**Work instructions:**
Produce a word-for-word copy of the listing below without its pictures.

**Information provided:**
%%
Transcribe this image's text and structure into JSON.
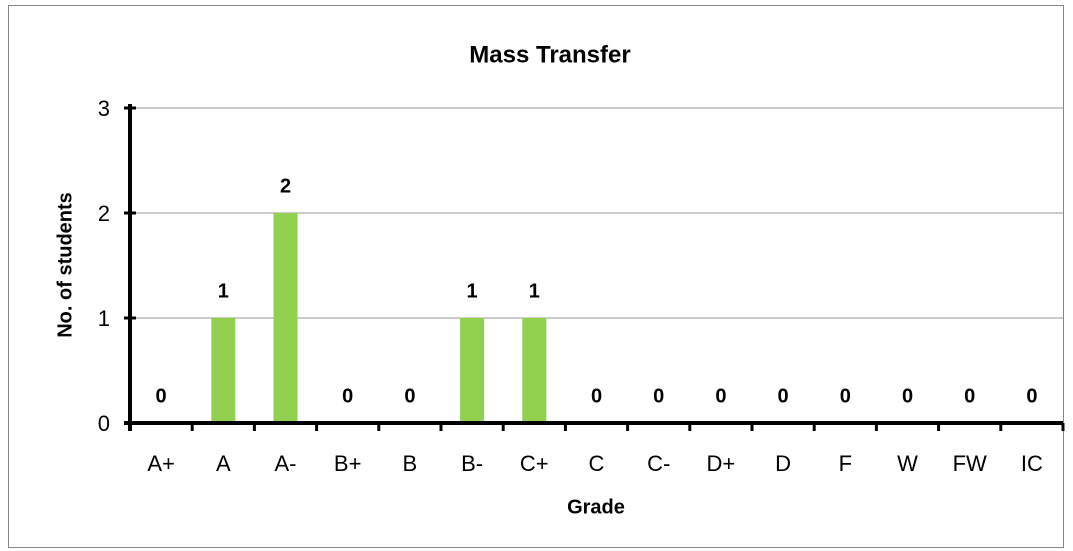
{
  "chart_data": {
    "type": "bar",
    "title": "Mass Transfer",
    "x_label": "Grade",
    "y_label": "No. of students",
    "categories": [
      "A+",
      "A",
      "A-",
      "B+",
      "B",
      "B-",
      "C+",
      "C",
      "C-",
      "D+",
      "D",
      "F",
      "W",
      "FW",
      "IC"
    ],
    "values": [
      0,
      1,
      2,
      0,
      0,
      1,
      1,
      0,
      0,
      0,
      0,
      0,
      0,
      0,
      0
    ],
    "color": "#92d050",
    "ylim": [
      0,
      3
    ],
    "yticks": [
      0,
      1,
      2,
      3
    ],
    "grid": true
  }
}
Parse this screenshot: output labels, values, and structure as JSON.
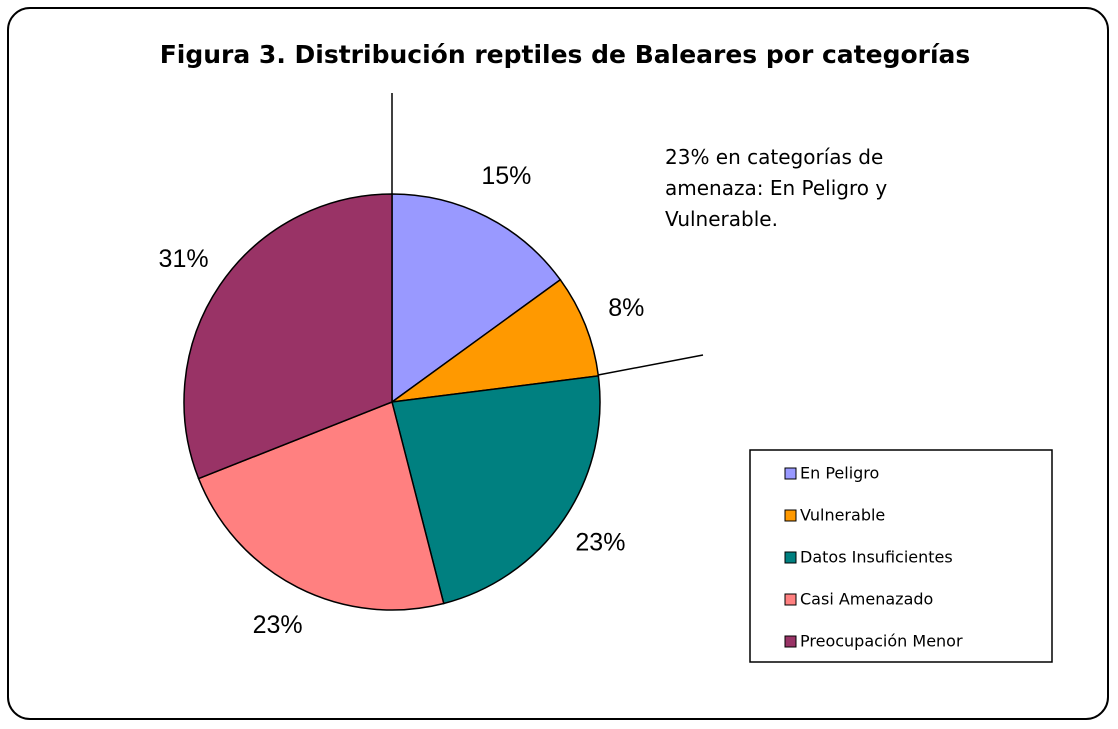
{
  "chart_data": {
    "type": "pie",
    "title": "Figura 3. Distribución reptiles de Baleares por categorías",
    "annotation": "23% en categorías de amenaza: En Peligro y Vulnerable.",
    "categories": [
      "En Peligro",
      "Vulnerable",
      "Datos Insuficientes",
      "Casi Amenazado",
      "Preocupación Menor"
    ],
    "values": [
      15,
      8,
      23,
      23,
      31
    ],
    "value_labels": [
      "15%",
      "8%",
      "23%",
      "23%",
      "31%"
    ],
    "colors": [
      "#9999ff",
      "#ff9900",
      "#008080",
      "#ff8080",
      "#993366"
    ],
    "legend": "right"
  }
}
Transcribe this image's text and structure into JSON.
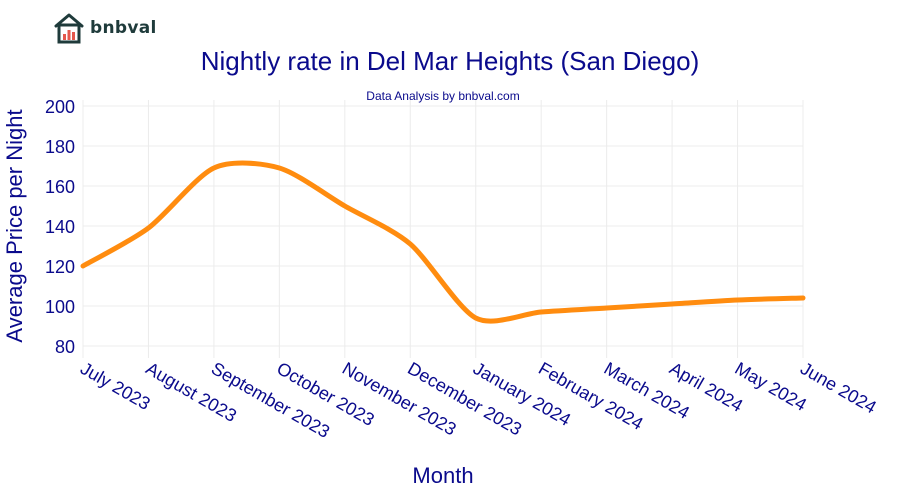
{
  "brand": {
    "name": "bnbval",
    "logo_icon": "house-chart-icon"
  },
  "chart_data": {
    "type": "line",
    "title": "Nightly rate in Del Mar Heights (San Diego)",
    "subtitle": "Data Analysis by bnbval.com",
    "xlabel": "Month",
    "ylabel": "Average Price per Night",
    "categories": [
      "July 2023",
      "August 2023",
      "September 2023",
      "October 2023",
      "November 2023",
      "December 2023",
      "January 2024",
      "February 2024",
      "March 2024",
      "April 2024",
      "May 2024",
      "June 2024"
    ],
    "series": [
      {
        "values": [
          120,
          139,
          169,
          169,
          150,
          131,
          94,
          97,
          99,
          101,
          103,
          104
        ],
        "color": "#ff8c0f"
      }
    ],
    "yticks": [
      80,
      100,
      120,
      140,
      160,
      180,
      200
    ],
    "ylim": [
      74,
      203
    ],
    "grid": true,
    "legend": "none",
    "colors": {
      "title": "#0a0a8c",
      "axis_text": "#0a0a8c",
      "grid": "#ececec",
      "line": "#ff8c0f"
    }
  }
}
%%
**Answer in full:**
Transcribe this image's text and structure into JSON.
{
  "chart_data": {
    "type": "bar",
    "title": "Mass Transfer",
    "x_label": "Grade",
    "y_label": "No. of students",
    "categories": [
      "A+",
      "A",
      "A-",
      "B+",
      "B",
      "B-",
      "C+",
      "C",
      "C-",
      "D+",
      "D",
      "F",
      "W",
      "FW",
      "IC"
    ],
    "values": [
      0,
      1,
      2,
      0,
      0,
      1,
      1,
      0,
      0,
      0,
      0,
      0,
      0,
      0,
      0
    ],
    "color": "#92d050",
    "ylim": [
      0,
      3
    ],
    "yticks": [
      0,
      1,
      2,
      3
    ],
    "grid": true
  }
}
Parse this screenshot: output labels, values, and structure as JSON.
{
  "chart_data": {
    "type": "pie",
    "title": "Figura 3. Distribución reptiles de Baleares por categorías",
    "annotation": "23% en categorías de amenaza: En Peligro y Vulnerable.",
    "categories": [
      "En Peligro",
      "Vulnerable",
      "Datos Insuficientes",
      "Casi Amenazado",
      "Preocupación Menor"
    ],
    "values": [
      15,
      8,
      23,
      23,
      31
    ],
    "value_labels": [
      "15%",
      "8%",
      "23%",
      "23%",
      "31%"
    ],
    "colors": [
      "#9999ff",
      "#ff9900",
      "#008080",
      "#ff8080",
      "#993366"
    ],
    "legend": "right"
  }
}
Transcribe this image's text and structure into JSON.
{
  "brand": {
    "name": "bnbval",
    "logo_icon": "house-chart-icon"
  },
  "chart_data": {
    "type": "line",
    "title": "Nightly rate in Del Mar Heights (San Diego)",
    "subtitle": "Data Analysis by bnbval.com",
    "xlabel": "Month",
    "ylabel": "Average Price per Night",
    "categories": [
      "July 2023",
      "August 2023",
      "September 2023",
      "October 2023",
      "November 2023",
      "December 2023",
      "January 2024",
      "February 2024",
      "March 2024",
      "April 2024",
      "May 2024",
      "June 2024"
    ],
    "series": [
      {
        "values": [
          120,
          139,
          169,
          169,
          150,
          131,
          94,
          97,
          99,
          101,
          103,
          104
        ],
        "color": "#ff8c0f"
      }
    ],
    "yticks": [
      80,
      100,
      120,
      140,
      160,
      180,
      200
    ],
    "ylim": [
      74,
      203
    ],
    "grid": true,
    "legend": "none",
    "colors": {
      "title": "#0a0a8c",
      "axis_text": "#0a0a8c",
      "grid": "#ececec",
      "line": "#ff8c0f"
    }
  }
}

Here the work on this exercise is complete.